Fragmento de texto:
▽

Fernández de Kirchner tiene fuero, y cuenta con una mayoría en el Congreso para no perderlo. La inhabilitación política le preocuparía más, porque podría querer postularse a la presidencia un día. De modo que no creo que la acusación del fiscal, en sí misma, revista mayores consecuencias.

Pero el episodio revela las dificultades de la izquierda latinoamericana para ajustar cuentas con su pasado y con las graves denuncias de corrupción que se presentaron durante la primera etapa de su paso por el poder en varios países de América Latina, básicamente entre 1999 y 2015.

△

Tarea: Según el fragmento, ¿entre qué años se presentaron las graves denuncias de corrupción contra la izquierda latinoamericana?

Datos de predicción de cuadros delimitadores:

▽

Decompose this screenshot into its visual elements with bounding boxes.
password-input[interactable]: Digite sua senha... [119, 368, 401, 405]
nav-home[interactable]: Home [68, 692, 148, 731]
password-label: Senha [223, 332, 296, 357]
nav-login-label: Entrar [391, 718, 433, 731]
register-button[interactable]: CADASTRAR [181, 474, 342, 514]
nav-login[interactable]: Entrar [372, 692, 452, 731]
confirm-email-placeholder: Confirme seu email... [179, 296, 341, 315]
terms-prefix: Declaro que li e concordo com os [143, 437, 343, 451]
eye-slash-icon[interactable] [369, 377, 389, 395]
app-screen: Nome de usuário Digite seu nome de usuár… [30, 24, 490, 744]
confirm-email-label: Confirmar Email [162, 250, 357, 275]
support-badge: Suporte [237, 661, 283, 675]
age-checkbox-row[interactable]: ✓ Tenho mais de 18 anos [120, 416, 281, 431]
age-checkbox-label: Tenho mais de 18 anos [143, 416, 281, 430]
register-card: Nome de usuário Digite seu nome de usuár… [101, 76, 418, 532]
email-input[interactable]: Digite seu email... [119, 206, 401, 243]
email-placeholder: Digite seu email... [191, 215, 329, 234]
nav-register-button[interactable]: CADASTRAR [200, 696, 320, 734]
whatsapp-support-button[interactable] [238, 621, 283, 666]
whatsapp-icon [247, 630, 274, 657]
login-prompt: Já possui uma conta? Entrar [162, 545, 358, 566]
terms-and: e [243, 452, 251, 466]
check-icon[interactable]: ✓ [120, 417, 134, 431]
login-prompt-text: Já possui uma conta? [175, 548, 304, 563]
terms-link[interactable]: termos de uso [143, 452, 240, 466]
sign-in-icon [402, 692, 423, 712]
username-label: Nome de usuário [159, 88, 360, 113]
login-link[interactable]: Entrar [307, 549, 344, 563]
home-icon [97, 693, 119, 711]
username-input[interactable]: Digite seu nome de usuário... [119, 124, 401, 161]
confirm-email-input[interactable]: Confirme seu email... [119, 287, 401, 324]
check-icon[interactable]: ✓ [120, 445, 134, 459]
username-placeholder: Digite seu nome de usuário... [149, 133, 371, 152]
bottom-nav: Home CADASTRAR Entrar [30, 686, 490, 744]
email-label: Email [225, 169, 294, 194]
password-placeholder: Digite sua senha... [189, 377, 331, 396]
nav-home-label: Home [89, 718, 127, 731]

△

Solución: Básicamente entre 1999 y 2015.